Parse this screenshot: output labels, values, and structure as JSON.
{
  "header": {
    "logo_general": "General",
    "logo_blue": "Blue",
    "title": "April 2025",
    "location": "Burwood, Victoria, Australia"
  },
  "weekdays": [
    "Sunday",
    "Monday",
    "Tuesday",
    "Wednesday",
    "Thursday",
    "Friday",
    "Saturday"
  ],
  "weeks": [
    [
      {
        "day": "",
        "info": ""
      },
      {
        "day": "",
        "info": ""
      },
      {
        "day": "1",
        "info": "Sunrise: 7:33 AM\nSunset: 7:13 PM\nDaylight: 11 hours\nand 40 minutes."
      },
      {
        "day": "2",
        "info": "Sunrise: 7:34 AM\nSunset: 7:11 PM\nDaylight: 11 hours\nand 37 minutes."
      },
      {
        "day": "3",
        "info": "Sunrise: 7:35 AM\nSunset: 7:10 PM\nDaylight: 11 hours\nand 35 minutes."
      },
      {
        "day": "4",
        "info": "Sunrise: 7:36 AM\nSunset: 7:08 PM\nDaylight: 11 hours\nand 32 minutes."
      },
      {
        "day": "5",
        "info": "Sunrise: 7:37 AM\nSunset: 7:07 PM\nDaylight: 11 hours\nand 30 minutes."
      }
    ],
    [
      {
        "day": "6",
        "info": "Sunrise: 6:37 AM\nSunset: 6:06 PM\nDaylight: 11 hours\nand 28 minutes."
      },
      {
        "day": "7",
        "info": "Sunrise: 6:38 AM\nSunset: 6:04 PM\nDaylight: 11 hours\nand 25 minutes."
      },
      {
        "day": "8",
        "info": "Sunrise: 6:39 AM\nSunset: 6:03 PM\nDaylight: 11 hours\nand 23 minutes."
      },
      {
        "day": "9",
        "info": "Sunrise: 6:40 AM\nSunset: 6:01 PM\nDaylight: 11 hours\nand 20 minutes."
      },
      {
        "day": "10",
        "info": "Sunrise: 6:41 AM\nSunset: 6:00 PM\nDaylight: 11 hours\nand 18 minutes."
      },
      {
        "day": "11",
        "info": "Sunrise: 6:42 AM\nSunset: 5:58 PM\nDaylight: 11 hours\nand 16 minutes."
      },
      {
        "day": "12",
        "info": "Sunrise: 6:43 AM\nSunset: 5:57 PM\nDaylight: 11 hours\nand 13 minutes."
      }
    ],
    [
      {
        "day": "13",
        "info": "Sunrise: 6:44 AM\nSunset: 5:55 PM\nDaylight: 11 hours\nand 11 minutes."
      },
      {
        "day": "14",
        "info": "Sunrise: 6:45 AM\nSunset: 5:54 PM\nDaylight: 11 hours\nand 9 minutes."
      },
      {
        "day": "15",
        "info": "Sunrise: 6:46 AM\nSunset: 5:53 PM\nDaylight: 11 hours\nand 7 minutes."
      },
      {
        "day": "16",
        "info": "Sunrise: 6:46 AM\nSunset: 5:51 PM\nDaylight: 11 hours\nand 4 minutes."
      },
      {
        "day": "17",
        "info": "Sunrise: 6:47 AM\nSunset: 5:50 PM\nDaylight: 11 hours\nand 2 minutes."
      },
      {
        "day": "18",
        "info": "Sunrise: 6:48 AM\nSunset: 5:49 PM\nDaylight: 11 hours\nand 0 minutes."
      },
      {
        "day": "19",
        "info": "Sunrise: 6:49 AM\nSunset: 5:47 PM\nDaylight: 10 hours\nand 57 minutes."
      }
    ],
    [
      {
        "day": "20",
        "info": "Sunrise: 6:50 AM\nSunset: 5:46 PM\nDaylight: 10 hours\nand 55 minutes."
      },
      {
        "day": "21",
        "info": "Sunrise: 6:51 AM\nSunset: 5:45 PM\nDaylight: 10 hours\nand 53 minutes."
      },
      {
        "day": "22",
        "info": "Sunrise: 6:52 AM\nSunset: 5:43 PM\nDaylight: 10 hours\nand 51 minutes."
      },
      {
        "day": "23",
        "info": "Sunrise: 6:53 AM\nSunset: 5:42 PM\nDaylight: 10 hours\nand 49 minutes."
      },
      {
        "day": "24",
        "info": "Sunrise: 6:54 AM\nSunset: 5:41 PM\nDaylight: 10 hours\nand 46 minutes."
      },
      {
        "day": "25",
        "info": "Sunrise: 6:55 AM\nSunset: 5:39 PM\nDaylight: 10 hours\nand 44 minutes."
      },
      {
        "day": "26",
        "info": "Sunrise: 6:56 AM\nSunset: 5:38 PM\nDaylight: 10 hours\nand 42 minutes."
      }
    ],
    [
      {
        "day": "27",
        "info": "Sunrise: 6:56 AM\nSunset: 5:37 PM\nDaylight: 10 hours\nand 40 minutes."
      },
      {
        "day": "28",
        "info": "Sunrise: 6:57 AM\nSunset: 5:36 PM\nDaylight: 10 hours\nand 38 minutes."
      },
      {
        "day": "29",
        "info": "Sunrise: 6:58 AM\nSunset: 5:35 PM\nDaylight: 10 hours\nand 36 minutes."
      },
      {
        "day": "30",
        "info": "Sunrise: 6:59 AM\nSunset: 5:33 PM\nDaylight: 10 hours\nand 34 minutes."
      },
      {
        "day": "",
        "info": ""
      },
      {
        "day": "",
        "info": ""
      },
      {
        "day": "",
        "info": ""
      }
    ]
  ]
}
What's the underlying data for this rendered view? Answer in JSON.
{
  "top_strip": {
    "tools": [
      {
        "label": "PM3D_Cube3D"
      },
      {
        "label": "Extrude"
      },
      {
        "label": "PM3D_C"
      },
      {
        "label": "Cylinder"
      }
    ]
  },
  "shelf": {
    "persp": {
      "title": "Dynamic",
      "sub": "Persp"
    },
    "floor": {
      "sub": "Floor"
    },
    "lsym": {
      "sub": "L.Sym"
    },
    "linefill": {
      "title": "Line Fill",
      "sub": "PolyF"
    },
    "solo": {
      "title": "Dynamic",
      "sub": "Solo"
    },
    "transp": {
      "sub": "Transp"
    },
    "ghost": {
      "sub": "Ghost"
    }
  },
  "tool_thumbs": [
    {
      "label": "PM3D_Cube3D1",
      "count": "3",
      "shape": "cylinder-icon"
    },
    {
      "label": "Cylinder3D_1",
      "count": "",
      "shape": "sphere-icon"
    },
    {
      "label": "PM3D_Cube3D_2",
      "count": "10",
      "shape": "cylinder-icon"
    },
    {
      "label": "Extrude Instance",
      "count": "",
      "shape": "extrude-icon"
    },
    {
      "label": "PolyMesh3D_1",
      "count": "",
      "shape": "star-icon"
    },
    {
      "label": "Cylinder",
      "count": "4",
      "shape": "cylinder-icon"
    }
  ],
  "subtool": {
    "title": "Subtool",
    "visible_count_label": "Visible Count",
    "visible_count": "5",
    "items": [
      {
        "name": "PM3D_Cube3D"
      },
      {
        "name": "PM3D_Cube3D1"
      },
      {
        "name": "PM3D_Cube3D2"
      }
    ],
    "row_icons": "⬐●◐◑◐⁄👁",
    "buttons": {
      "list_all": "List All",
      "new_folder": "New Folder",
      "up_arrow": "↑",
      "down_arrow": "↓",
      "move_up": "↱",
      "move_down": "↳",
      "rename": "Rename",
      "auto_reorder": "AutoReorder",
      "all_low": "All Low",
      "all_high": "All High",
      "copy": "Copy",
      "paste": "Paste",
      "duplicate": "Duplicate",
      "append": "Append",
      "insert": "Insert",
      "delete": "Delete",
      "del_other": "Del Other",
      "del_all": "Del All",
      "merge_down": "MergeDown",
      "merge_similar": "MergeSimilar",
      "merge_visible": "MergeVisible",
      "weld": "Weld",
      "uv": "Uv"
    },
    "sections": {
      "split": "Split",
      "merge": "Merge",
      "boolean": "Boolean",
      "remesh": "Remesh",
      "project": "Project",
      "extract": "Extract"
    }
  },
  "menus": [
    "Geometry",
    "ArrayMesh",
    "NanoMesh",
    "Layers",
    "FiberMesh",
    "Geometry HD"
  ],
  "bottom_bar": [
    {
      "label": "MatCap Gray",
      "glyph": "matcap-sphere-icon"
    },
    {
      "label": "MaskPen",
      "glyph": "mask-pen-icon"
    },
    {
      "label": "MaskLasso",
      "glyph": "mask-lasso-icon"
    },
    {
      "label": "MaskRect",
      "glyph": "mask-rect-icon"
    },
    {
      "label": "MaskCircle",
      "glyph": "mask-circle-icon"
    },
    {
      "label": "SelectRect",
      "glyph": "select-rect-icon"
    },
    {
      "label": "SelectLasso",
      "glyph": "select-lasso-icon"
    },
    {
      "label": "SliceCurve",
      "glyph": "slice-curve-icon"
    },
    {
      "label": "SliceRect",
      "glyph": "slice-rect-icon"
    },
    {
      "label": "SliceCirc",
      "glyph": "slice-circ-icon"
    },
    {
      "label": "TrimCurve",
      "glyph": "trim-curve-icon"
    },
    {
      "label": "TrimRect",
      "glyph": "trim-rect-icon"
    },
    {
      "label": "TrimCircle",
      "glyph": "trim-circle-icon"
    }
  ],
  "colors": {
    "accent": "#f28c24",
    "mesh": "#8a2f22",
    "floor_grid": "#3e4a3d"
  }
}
###
**What the task asks**
Return every line containing "JSON".

**Finished answer**
Parse this screenshot: output labels, values, and structure as JSON.
What's the underlying data for this rendered view? Answer in JSON.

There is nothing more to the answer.